Records from a collection of figures:
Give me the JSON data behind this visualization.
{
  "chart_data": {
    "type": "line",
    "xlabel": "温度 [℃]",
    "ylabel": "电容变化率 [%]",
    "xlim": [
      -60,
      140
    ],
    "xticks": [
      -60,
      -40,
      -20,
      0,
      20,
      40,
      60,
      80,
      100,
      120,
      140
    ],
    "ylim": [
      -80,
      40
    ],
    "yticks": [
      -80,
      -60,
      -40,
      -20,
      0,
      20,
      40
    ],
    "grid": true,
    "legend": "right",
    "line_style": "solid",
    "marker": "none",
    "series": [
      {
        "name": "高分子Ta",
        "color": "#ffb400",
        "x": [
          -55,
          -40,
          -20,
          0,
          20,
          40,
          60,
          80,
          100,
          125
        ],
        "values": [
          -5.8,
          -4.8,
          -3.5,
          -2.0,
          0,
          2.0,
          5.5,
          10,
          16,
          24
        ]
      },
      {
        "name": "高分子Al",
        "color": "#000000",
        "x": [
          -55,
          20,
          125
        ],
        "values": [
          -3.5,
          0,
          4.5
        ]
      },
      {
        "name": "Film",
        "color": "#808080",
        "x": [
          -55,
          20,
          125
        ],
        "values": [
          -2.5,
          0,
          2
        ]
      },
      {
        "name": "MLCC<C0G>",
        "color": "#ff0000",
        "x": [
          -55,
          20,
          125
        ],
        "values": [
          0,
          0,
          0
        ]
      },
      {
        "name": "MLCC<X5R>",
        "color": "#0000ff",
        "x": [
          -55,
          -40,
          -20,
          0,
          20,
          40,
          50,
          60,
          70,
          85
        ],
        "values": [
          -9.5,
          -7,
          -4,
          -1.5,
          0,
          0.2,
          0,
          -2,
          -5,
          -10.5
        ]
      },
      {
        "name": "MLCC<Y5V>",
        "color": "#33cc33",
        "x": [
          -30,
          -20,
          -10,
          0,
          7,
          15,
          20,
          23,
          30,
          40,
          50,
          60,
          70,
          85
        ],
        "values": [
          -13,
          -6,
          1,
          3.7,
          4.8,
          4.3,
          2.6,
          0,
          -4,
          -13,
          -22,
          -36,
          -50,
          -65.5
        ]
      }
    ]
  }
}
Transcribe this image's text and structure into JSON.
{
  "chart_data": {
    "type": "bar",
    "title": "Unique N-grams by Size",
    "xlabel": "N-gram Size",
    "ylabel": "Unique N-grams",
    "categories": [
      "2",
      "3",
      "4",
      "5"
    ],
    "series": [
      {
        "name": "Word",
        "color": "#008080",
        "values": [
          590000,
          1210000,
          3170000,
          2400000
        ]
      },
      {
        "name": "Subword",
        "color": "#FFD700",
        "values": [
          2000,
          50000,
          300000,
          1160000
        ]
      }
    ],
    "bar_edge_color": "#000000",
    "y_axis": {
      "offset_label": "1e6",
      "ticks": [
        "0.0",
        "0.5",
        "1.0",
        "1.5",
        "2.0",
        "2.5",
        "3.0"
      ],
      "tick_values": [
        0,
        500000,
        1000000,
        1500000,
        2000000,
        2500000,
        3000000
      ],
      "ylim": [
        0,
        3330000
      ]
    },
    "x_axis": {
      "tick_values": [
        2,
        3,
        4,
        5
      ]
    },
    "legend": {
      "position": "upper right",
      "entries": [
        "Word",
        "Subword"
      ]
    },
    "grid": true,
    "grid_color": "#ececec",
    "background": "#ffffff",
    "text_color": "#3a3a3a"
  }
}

What you should do.
Extract all of the data exactly as written.

Expected answer.
Give me the JSON data behind this visualization.
{
  "chart_data": {
    "type": "line",
    "xlabel": "温度 [℃]",
    "ylabel": "电容变化率 [%]",
    "xlim": [
      -60,
      140
    ],
    "xticks": [
      -60,
      -40,
      -20,
      0,
      20,
      40,
      60,
      80,
      100,
      120,
      140
    ],
    "ylim": [
      -80,
      40
    ],
    "yticks": [
      -80,
      -60,
      -40,
      -20,
      0,
      20,
      40
    ],
    "grid": true,
    "legend": "right",
    "line_style": "solid",
    "marker": "none",
    "series": [
      {
        "name": "高分子Ta",
        "color": "#ffb400",
        "x": [
          -55,
          -40,
          -20,
          0,
          20,
          40,
          60,
          80,
          100,
          125
        ],
        "values": [
          -5.8,
          -4.8,
          -3.5,
          -2.0,
          0,
          2.0,
          5.5,
          10,
          16,
          24
        ]
      },
      {
        "name": "高分子Al",
        "color": "#000000",
        "x": [
          -55,
          20,
          125
        ],
        "values": [
          -3.5,
          0,
          4.5
        ]
      },
      {
        "name": "Film",
        "color": "#808080",
        "x": [
          -55,
          20,
          125
        ],
        "values": [
          -2.5,
          0,
          2
        ]
      },
      {
        "name": "MLCC<C0G>",
        "color": "#ff0000",
        "x": [
          -55,
          20,
          125
        ],
        "values": [
          0,
          0,
          0
        ]
      },
      {
        "name": "MLCC<X5R>",
        "color": "#0000ff",
        "x": [
          -55,
          -40,
          -20,
          0,
          20,
          40,
          50,
          60,
          70,
          85
        ],
        "values": [
          -9.5,
          -7,
          -4,
          -1.5,
          0,
          0.2,
          0,
          -2,
          -5,
          -10.5
        ]
      },
      {
        "name": "MLCC<Y5V>",
        "color": "#33cc33",
        "x": [
          -30,
          -20,
          -10,
          0,
          7,
          15,
          20,
          23,
          30,
          40,
          50,
          60,
          70,
          85
        ],
        "values": [
          -13,
          -6,
          1,
          3.7,
          4.8,
          4.3,
          2.6,
          0,
          -4,
          -13,
          -22,
          -36,
          -50,
          -65.5
        ]
      }
    ]
  }
}
Transcribe this image's text and structure into JSON.
{
  "chart_data": {
    "type": "bar",
    "title": "Unique N-grams by Size",
    "xlabel": "N-gram Size",
    "ylabel": "Unique N-grams",
    "categories": [
      "2",
      "3",
      "4",
      "5"
    ],
    "series": [
      {
        "name": "Word",
        "color": "#008080",
        "values": [
          590000,
          1210000,
          3170000,
          2400000
        ]
      },
      {
        "name": "Subword",
        "color": "#FFD700",
        "values": [
          2000,
          50000,
          300000,
          1160000
        ]
      }
    ],
    "bar_edge_color": "#000000",
    "y_axis": {
      "offset_label": "1e6",
      "ticks": [
        "0.0",
        "0.5",
        "1.0",
        "1.5",
        "2.0",
        "2.5",
        "3.0"
      ],
      "tick_values": [
        0,
        500000,
        1000000,
        1500000,
        2000000,
        2500000,
        3000000
      ],
      "ylim": [
        0,
        3330000
      ]
    },
    "x_axis": {
      "tick_values": [
        2,
        3,
        4,
        5
      ]
    },
    "legend": {
      "position": "upper right",
      "entries": [
        "Word",
        "Subword"
      ]
    },
    "grid": true,
    "grid_color": "#ececec",
    "background": "#ffffff",
    "text_color": "#3a3a3a"
  }
}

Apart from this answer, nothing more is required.